▶ **EXERCISE**
Repeat the listing in full, exactly as it stands.

[Source records]
□ □ □ □
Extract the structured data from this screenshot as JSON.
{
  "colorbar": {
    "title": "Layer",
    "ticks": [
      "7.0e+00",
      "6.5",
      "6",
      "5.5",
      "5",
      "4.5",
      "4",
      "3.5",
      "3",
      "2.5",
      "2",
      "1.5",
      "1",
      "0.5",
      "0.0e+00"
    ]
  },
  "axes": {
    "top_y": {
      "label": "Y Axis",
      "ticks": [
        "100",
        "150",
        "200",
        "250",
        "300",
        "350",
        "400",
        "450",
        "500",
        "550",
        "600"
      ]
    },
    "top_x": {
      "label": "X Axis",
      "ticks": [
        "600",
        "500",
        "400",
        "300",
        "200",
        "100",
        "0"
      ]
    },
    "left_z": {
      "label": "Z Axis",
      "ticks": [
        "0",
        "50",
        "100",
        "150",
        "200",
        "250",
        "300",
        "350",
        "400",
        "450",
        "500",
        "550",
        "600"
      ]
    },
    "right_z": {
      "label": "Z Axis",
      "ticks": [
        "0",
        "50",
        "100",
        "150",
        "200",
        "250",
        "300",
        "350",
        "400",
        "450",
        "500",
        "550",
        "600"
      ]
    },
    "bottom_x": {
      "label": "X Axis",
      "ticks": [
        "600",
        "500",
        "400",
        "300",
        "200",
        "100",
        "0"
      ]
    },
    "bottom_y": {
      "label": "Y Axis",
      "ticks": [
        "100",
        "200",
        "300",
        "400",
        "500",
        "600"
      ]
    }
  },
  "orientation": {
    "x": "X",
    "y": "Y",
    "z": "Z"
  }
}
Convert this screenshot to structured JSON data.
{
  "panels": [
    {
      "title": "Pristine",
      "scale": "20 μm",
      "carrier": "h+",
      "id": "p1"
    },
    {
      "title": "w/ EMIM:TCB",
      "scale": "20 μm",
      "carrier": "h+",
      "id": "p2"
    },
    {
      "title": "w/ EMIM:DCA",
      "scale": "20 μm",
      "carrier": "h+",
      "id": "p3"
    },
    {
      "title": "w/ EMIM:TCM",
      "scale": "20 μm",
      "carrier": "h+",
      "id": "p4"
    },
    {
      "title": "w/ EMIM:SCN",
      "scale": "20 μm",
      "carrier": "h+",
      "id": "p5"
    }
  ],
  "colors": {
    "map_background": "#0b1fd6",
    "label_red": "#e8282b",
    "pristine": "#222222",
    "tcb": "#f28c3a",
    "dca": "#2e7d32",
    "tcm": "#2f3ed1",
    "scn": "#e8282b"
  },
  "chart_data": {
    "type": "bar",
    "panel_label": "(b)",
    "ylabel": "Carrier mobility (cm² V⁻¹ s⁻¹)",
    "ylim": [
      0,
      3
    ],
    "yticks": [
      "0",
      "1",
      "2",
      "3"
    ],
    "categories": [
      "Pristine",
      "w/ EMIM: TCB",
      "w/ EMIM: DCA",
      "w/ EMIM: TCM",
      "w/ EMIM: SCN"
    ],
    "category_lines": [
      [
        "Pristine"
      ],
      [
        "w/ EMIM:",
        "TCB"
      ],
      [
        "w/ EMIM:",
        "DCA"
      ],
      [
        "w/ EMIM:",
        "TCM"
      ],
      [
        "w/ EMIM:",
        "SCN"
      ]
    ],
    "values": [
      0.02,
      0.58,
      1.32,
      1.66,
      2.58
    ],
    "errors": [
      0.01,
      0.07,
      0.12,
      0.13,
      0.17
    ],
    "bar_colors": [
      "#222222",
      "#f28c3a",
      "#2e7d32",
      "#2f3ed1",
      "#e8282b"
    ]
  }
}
□ □ □ □
▶ **OUTPUT OF THE EXERCISE**
Extract the structured data from this screenshot as JSON.
{
  "colorbar": {
    "title": "Layer",
    "ticks": [
      "7.0e+00",
      "6.5",
      "6",
      "5.5",
      "5",
      "4.5",
      "4",
      "3.5",
      "3",
      "2.5",
      "2",
      "1.5",
      "1",
      "0.5",
      "0.0e+00"
    ]
  },
  "axes": {
    "top_y": {
      "label": "Y Axis",
      "ticks": [
        "100",
        "150",
        "200",
        "250",
        "300",
        "350",
        "400",
        "450",
        "500",
        "550",
        "600"
      ]
    },
    "top_x": {
      "label": "X Axis",
      "ticks": [
        "600",
        "500",
        "400",
        "300",
        "200",
        "100",
        "0"
      ]
    },
    "left_z": {
      "label": "Z Axis",
      "ticks": [
        "0",
        "50",
        "100",
        "150",
        "200",
        "250",
        "300",
        "350",
        "400",
        "450",
        "500",
        "550",
        "600"
      ]
    },
    "right_z": {
      "label": "Z Axis",
      "ticks": [
        "0",
        "50",
        "100",
        "150",
        "200",
        "250",
        "300",
        "350",
        "400",
        "450",
        "500",
        "550",
        "600"
      ]
    },
    "bottom_x": {
      "label": "X Axis",
      "ticks": [
        "600",
        "500",
        "400",
        "300",
        "200",
        "100",
        "0"
      ]
    },
    "bottom_y": {
      "label": "Y Axis",
      "ticks": [
        "100",
        "200",
        "300",
        "400",
        "500",
        "600"
      ]
    }
  },
  "orientation": {
    "x": "X",
    "y": "Y",
    "z": "Z"
  }
}
Convert this screenshot to structured JSON data.
{
  "panels": [
    {
      "title": "Pristine",
      "scale": "20 μm",
      "carrier": "h+",
      "id": "p1"
    },
    {
      "title": "w/ EMIM:TCB",
      "scale": "20 μm",
      "carrier": "h+",
      "id": "p2"
    },
    {
      "title": "w/ EMIM:DCA",
      "scale": "20 μm",
      "carrier": "h+",
      "id": "p3"
    },
    {
      "title": "w/ EMIM:TCM",
      "scale": "20 μm",
      "carrier": "h+",
      "id": "p4"
    },
    {
      "title": "w/ EMIM:SCN",
      "scale": "20 μm",
      "carrier": "h+",
      "id": "p5"
    }
  ],
  "colors": {
    "map_background": "#0b1fd6",
    "label_red": "#e8282b",
    "pristine": "#222222",
    "tcb": "#f28c3a",
    "dca": "#2e7d32",
    "tcm": "#2f3ed1",
    "scn": "#e8282b"
  },
  "chart_data": {
    "type": "bar",
    "panel_label": "(b)",
    "ylabel": "Carrier mobility (cm² V⁻¹ s⁻¹)",
    "ylim": [
      0,
      3
    ],
    "yticks": [
      "0",
      "1",
      "2",
      "3"
    ],
    "categories": [
      "Pristine",
      "w/ EMIM: TCB",
      "w/ EMIM: DCA",
      "w/ EMIM: TCM",
      "w/ EMIM: SCN"
    ],
    "category_lines": [
      [
        "Pristine"
      ],
      [
        "w/ EMIM:",
        "TCB"
      ],
      [
        "w/ EMIM:",
        "DCA"
      ],
      [
        "w/ EMIM:",
        "TCM"
      ],
      [
        "w/ EMIM:",
        "SCN"
      ]
    ],
    "values": [
      0.02,
      0.58,
      1.32,
      1.66,
      2.58
    ],
    "errors": [
      0.01,
      0.07,
      0.12,
      0.13,
      0.17
    ],
    "bar_colors": [
      "#222222",
      "#f28c3a",
      "#2e7d32",
      "#2f3ed1",
      "#e8282b"
    ]
  }
}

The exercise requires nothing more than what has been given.